====== Okuma Metni ======

Arkeolojik bir yaklaşımla konuya temas edildiğinde temelleri farklı coğrafyalarda farklı zamanlarda ve farklı paradigmalarla ve ideolojilerle atılmış olan eğitimin 21.Yüzyıla gelindiğinde evrensel bir anlayışa dönüştüğü açıkça ortadadır. Bu tarihsel süreçte temel ilkeleri devletler ve yönetimler tarafından belirlenen ve demografik(yaş, cinsiyet, maddi durum vs.) durumlar ayırt edilmeksizin kitlelerin bütün kesimlerince alınması zorunlu olma durumlarını da meydana getirmiştir. Modernist bir icat olan zorunlu eğitim, felsefi meşruiyet temeli daha çok Antik Yunan medeniyetlerine dayansa da süreç içerisinde toplumsal bir pratik olgusuna evirilmiştir.
Ünlü Fransız filozof ve matematikçi Marquis de Condorcet’in “çocuklar ana babalarından önce Cumhuriyet’in çocuklarıdır.” İfadesi yönetimlerin ve ulusların zorunlu eğitim paradigmasını özetlemektedir. Platon, ideal devletin ve medeniyetin ancak “ideal insanlarla” kurulacağını ve ona göre ideal insanların temel özelliği de vatandaş olması, bir başka ifade ile eğitim almış olmasıydı. Arkeolojik eğitim kazısında Yahudilerin zorunlu eğitimine göz gezdirildiğinde her Yahudi ebeveynin çocukları için kutsal kitapları Talmud’u okuyacak kadar eğitim alması isteniyordu. Antik Yunan’da eğitim daha çok erkek çocuklarını kapsarken Yahudilerde alınması istenen eğitim kız çocuklarını da kapsıyordu. Bu sebeplerden kaynaklı Yahudiler arasında “rabbi” sıfatıyla bir eğitimci sınıf teşekkül etti.

====== Verilen Veriler ======

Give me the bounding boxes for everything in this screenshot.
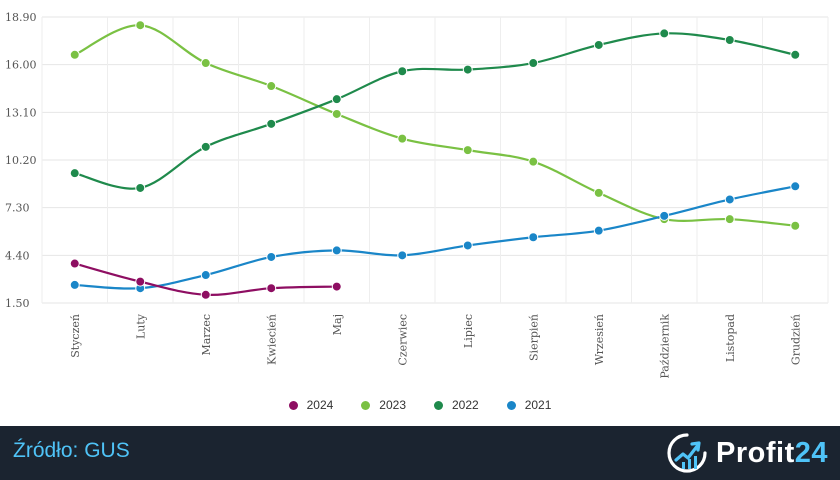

======

### İstenen
Zorunlu eğitimin tarihî kökenlerini anlatan metni, son cümlesinden sonra gelecek biçimde devam ettirin.

### Alıştırmanın Yanıtı
İslam medeniyetinde ise eğitimin tezahürü bireylere daha çok bilişsel becerilerini geliştirmeleri için emir ve tavsiye şeklinde oldu. “İlim öğrenmek her erkeğe ve kadına farzdır.” hadisi ve “De ki; Hiç bilenlerle bilmeyenler bir olur mu?” ayetiyle ilimle hemhal olmanın diğer pek çok işten ve ibadetten üstün olduğu en üst düzeyde vurgulandı. İslam’da ilim öğrenmenin her kadın ve erkeğe farz tutulması, her ne kadar modern anlamda bir zorunlu eğitim olmasa da bir tür farklı zorunlu bilgi edinme, kendini ve Yaratanını(bilginin sahibini) tanıma sürecidir.
İlk paragrafta da değinildiği gibi farklı coğrafya ve zamanlarda farklılıklar olmasına karşın, Memlük(şimdi ki Mısır toprakları) dönemi Kahire’si ve Endülüs(şimdi ki İspanya toprakları) coğrafyalarında olduğu gibi kadınlar arasında bile eğitimin hayli yaygın olduğu örnekleri vardır.
İslam müellifleri nazarından konuya temas ettiğimizde; “El-Medinetü’l-Fazıla” müellifi Farabi ve “Mukaddime”’nin müellifi İbn-i Haldun ideal devletin ve medeniyetin temelini eğitimle, bilgiyle atabileceği görülür.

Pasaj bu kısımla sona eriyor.